Work to do — Please output every line of the material as it stands, without the pictures.

— Begin Records shown —

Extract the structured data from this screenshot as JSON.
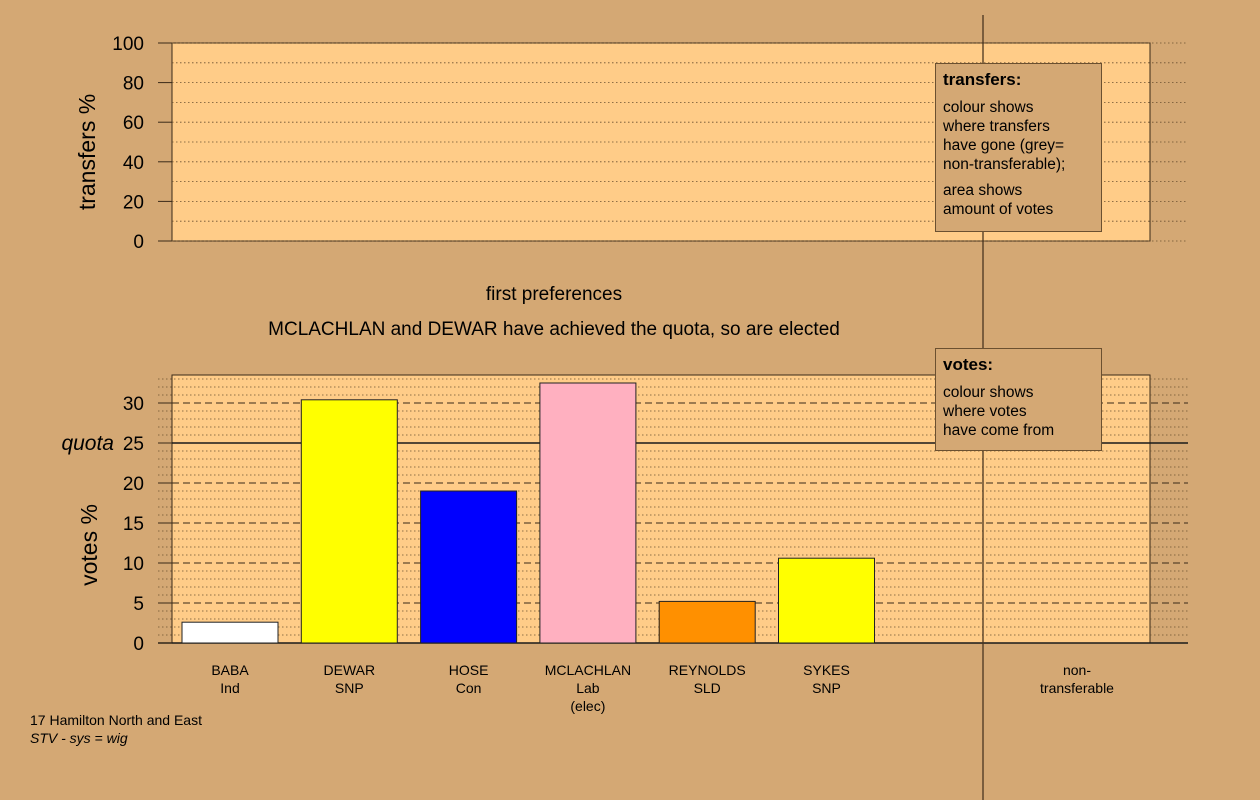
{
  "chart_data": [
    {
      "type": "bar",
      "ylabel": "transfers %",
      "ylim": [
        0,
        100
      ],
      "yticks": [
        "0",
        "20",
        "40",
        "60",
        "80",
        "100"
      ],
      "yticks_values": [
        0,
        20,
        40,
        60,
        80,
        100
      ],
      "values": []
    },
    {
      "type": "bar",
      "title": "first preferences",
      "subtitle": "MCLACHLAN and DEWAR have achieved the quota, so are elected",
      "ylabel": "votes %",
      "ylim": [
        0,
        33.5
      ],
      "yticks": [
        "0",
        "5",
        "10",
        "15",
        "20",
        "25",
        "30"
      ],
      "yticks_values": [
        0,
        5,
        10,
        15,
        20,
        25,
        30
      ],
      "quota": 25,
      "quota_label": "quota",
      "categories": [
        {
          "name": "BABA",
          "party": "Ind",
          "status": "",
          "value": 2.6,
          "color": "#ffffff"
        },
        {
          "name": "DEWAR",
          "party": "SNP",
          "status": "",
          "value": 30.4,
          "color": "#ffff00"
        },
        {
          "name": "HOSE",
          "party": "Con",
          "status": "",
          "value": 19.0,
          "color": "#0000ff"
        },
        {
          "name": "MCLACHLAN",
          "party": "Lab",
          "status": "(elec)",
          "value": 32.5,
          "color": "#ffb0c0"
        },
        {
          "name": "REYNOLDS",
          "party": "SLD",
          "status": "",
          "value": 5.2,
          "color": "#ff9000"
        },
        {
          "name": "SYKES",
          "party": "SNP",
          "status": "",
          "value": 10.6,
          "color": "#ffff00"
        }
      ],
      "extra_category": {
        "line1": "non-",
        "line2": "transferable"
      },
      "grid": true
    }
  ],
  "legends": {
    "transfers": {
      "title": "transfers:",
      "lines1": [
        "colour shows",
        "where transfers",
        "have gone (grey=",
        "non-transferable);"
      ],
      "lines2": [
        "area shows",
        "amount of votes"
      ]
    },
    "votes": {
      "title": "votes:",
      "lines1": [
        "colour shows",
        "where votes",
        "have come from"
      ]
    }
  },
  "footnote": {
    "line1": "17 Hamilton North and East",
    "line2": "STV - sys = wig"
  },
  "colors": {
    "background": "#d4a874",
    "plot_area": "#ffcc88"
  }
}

— End Records shown —

Exercise output —
Extract the structured data from this screenshot as JSON.
{
  "chart_data": [
    {
      "type": "bar",
      "ylabel": "transfers %",
      "ylim": [
        0,
        100
      ],
      "yticks": [
        "0",
        "20",
        "40",
        "60",
        "80",
        "100"
      ],
      "yticks_values": [
        0,
        20,
        40,
        60,
        80,
        100
      ],
      "values": []
    },
    {
      "type": "bar",
      "title": "first preferences",
      "subtitle": "MCLACHLAN and DEWAR have achieved the quota, so are elected",
      "ylabel": "votes %",
      "ylim": [
        0,
        33.5
      ],
      "yticks": [
        "0",
        "5",
        "10",
        "15",
        "20",
        "25",
        "30"
      ],
      "yticks_values": [
        0,
        5,
        10,
        15,
        20,
        25,
        30
      ],
      "quota": 25,
      "quota_label": "quota",
      "categories": [
        {
          "name": "BABA",
          "party": "Ind",
          "status": "",
          "value": 2.6,
          "color": "#ffffff"
        },
        {
          "name": "DEWAR",
          "party": "SNP",
          "status": "",
          "value": 30.4,
          "color": "#ffff00"
        },
        {
          "name": "HOSE",
          "party": "Con",
          "status": "",
          "value": 19.0,
          "color": "#0000ff"
        },
        {
          "name": "MCLACHLAN",
          "party": "Lab",
          "status": "(elec)",
          "value": 32.5,
          "color": "#ffb0c0"
        },
        {
          "name": "REYNOLDS",
          "party": "SLD",
          "status": "",
          "value": 5.2,
          "color": "#ff9000"
        },
        {
          "name": "SYKES",
          "party": "SNP",
          "status": "",
          "value": 10.6,
          "color": "#ffff00"
        }
      ],
      "extra_category": {
        "line1": "non-",
        "line2": "transferable"
      },
      "grid": true
    }
  ],
  "legends": {
    "transfers": {
      "title": "transfers:",
      "lines1": [
        "colour shows",
        "where transfers",
        "have gone (grey=",
        "non-transferable);"
      ],
      "lines2": [
        "area shows",
        "amount of votes"
      ]
    },
    "votes": {
      "title": "votes:",
      "lines1": [
        "colour shows",
        "where votes",
        "have come from"
      ]
    }
  },
  "footnote": {
    "line1": "17 Hamilton North and East",
    "line2": "STV - sys = wig"
  },
  "colors": {
    "background": "#d4a874",
    "plot_area": "#ffcc88"
  }
}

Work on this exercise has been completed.